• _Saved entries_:
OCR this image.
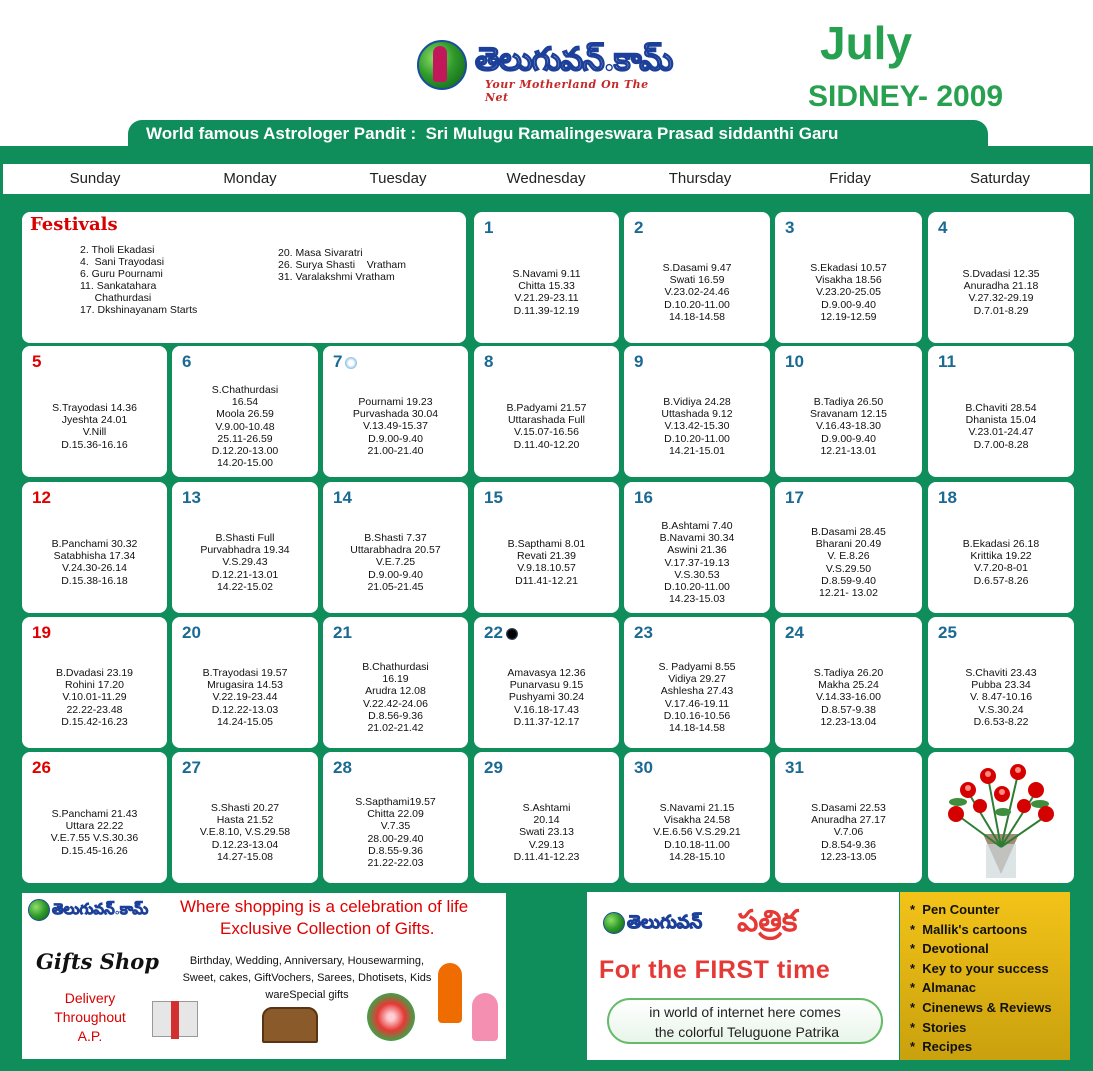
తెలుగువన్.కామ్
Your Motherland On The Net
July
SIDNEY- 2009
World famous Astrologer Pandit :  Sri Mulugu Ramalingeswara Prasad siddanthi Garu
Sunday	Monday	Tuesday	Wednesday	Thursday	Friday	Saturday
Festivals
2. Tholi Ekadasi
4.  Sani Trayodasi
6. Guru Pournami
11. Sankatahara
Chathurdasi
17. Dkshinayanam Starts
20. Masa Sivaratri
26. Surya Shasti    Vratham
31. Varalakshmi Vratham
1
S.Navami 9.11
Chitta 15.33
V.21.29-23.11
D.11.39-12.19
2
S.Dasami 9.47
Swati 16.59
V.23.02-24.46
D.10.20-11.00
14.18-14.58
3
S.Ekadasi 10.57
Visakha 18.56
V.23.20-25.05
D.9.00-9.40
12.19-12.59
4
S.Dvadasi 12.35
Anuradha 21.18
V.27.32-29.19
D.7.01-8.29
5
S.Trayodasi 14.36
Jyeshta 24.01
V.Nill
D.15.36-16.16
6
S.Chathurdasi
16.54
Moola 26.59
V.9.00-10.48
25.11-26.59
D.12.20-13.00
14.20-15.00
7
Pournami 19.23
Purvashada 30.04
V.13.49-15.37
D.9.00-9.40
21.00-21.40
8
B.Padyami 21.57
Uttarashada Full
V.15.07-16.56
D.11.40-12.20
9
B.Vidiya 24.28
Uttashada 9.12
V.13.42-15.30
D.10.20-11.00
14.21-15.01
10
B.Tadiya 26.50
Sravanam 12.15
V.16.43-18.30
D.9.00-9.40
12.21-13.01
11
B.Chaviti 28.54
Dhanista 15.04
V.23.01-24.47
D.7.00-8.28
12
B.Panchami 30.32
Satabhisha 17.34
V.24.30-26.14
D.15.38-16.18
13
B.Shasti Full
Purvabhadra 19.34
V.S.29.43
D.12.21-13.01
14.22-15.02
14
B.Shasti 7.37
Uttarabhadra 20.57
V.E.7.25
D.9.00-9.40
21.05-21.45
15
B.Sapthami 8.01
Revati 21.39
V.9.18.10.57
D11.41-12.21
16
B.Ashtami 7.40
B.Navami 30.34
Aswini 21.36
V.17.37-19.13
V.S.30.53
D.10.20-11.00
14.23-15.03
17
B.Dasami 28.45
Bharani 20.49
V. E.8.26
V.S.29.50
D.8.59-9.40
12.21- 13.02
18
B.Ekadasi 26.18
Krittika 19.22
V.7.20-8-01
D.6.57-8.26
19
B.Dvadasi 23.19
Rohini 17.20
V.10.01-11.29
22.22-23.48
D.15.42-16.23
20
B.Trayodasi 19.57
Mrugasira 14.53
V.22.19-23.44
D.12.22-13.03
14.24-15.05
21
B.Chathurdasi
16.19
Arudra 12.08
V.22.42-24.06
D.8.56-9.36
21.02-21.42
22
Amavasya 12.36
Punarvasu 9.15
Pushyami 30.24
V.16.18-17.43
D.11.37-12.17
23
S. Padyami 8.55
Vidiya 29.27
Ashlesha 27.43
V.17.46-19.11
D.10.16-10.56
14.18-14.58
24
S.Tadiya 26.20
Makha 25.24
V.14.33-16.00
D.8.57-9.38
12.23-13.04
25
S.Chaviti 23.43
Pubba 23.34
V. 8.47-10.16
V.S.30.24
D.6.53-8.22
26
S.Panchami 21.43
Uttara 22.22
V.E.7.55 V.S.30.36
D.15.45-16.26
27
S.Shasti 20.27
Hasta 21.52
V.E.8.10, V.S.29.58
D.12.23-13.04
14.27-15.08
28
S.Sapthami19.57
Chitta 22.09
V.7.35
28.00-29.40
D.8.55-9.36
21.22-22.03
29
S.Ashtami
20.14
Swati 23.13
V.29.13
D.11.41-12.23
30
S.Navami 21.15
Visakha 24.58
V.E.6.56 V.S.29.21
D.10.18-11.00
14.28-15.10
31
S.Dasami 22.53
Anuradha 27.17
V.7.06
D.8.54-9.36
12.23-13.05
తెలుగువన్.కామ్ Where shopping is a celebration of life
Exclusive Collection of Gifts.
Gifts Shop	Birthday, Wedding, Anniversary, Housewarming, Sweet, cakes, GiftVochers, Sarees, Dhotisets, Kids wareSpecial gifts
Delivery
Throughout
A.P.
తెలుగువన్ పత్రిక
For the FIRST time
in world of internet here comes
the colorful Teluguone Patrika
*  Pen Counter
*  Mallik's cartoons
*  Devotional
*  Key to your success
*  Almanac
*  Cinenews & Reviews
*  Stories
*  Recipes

• _Required work_: Repeat all of the data above word for word, minus the pictures.

• _Expected answer_:
OCR this image.
తెలుగువన్.కామ్
Your Motherland On The Net
July
SIDNEY- 2009
World famous Astrologer Pandit :  Sri Mulugu Ramalingeswara Prasad siddanthi Garu
Sunday	Monday	Tuesday	Wednesday	Thursday	Friday	Saturday
Festivals
2. Tholi Ekadasi
4.  Sani Trayodasi
6. Guru Pournami
11. Sankatahara
Chathurdasi
17. Dkshinayanam Starts
20. Masa Sivaratri
26. Surya Shasti    Vratham
31. Varalakshmi Vratham
1
S.Navami 9.11
Chitta 15.33
V.21.29-23.11
D.11.39-12.19
2
S.Dasami 9.47
Swati 16.59
V.23.02-24.46
D.10.20-11.00
14.18-14.58
3
S.Ekadasi 10.57
Visakha 18.56
V.23.20-25.05
D.9.00-9.40
12.19-12.59
4
S.Dvadasi 12.35
Anuradha 21.18
V.27.32-29.19
D.7.01-8.29
5
S.Trayodasi 14.36
Jyeshta 24.01
V.Nill
D.15.36-16.16
6
S.Chathurdasi
16.54
Moola 26.59
V.9.00-10.48
25.11-26.59
D.12.20-13.00
14.20-15.00
7
Pournami 19.23
Purvashada 30.04
V.13.49-15.37
D.9.00-9.40
21.00-21.40
8
B.Padyami 21.57
Uttarashada Full
V.15.07-16.56
D.11.40-12.20
9
B.Vidiya 24.28
Uttashada 9.12
V.13.42-15.30
D.10.20-11.00
14.21-15.01
10
B.Tadiya 26.50
Sravanam 12.15
V.16.43-18.30
D.9.00-9.40
12.21-13.01
11
B.Chaviti 28.54
Dhanista 15.04
V.23.01-24.47
D.7.00-8.28
12
B.Panchami 30.32
Satabhisha 17.34
V.24.30-26.14
D.15.38-16.18
13
B.Shasti Full
Purvabhadra 19.34
V.S.29.43
D.12.21-13.01
14.22-15.02
14
B.Shasti 7.37
Uttarabhadra 20.57
V.E.7.25
D.9.00-9.40
21.05-21.45
15
B.Sapthami 8.01
Revati 21.39
V.9.18.10.57
D11.41-12.21
16
B.Ashtami 7.40
B.Navami 30.34
Aswini 21.36
V.17.37-19.13
V.S.30.53
D.10.20-11.00
14.23-15.03
17
B.Dasami 28.45
Bharani 20.49
V. E.8.26
V.S.29.50
D.8.59-9.40
12.21- 13.02
18
B.Ekadasi 26.18
Krittika 19.22
V.7.20-8-01
D.6.57-8.26
19
B.Dvadasi 23.19
Rohini 17.20
V.10.01-11.29
22.22-23.48
D.15.42-16.23
20
B.Trayodasi 19.57
Mrugasira 14.53
V.22.19-23.44
D.12.22-13.03
14.24-15.05
21
B.Chathurdasi
16.19
Arudra 12.08
V.22.42-24.06
D.8.56-9.36
21.02-21.42
22
Amavasya 12.36
Punarvasu 9.15
Pushyami 30.24
V.16.18-17.43
D.11.37-12.17
23
S. Padyami 8.55
Vidiya 29.27
Ashlesha 27.43
V.17.46-19.11
D.10.16-10.56
14.18-14.58
24
S.Tadiya 26.20
Makha 25.24
V.14.33-16.00
D.8.57-9.38
12.23-13.04
25
S.Chaviti 23.43
Pubba 23.34
V. 8.47-10.16
V.S.30.24
D.6.53-8.22
26
S.Panchami 21.43
Uttara 22.22
V.E.7.55 V.S.30.36
D.15.45-16.26
27
S.Shasti 20.27
Hasta 21.52
V.E.8.10, V.S.29.58
D.12.23-13.04
14.27-15.08
28
S.Sapthami19.57
Chitta 22.09
V.7.35
28.00-29.40
D.8.55-9.36
21.22-22.03
29
S.Ashtami
20.14
Swati 23.13
V.29.13
D.11.41-12.23
30
S.Navami 21.15
Visakha 24.58
V.E.6.56 V.S.29.21
D.10.18-11.00
14.28-15.10
31
S.Dasami 22.53
Anuradha 27.17
V.7.06
D.8.54-9.36
12.23-13.05
తెలుగువన్.కామ్ Where shopping is a celebration of life
Exclusive Collection of Gifts.
Gifts Shop	Birthday, Wedding, Anniversary, Housewarming, Sweet, cakes, GiftVochers, Sarees, Dhotisets, Kids wareSpecial gifts
Delivery
Throughout
A.P.
తెలుగువన్ పత్రిక
For the FIRST time
in world of internet here comes
the colorful Teluguone Patrika
*  Pen Counter
*  Mallik's cartoons
*  Devotional
*  Key to your success
*  Almanac
*  Cinenews & Reviews
*  Stories
*  Recipes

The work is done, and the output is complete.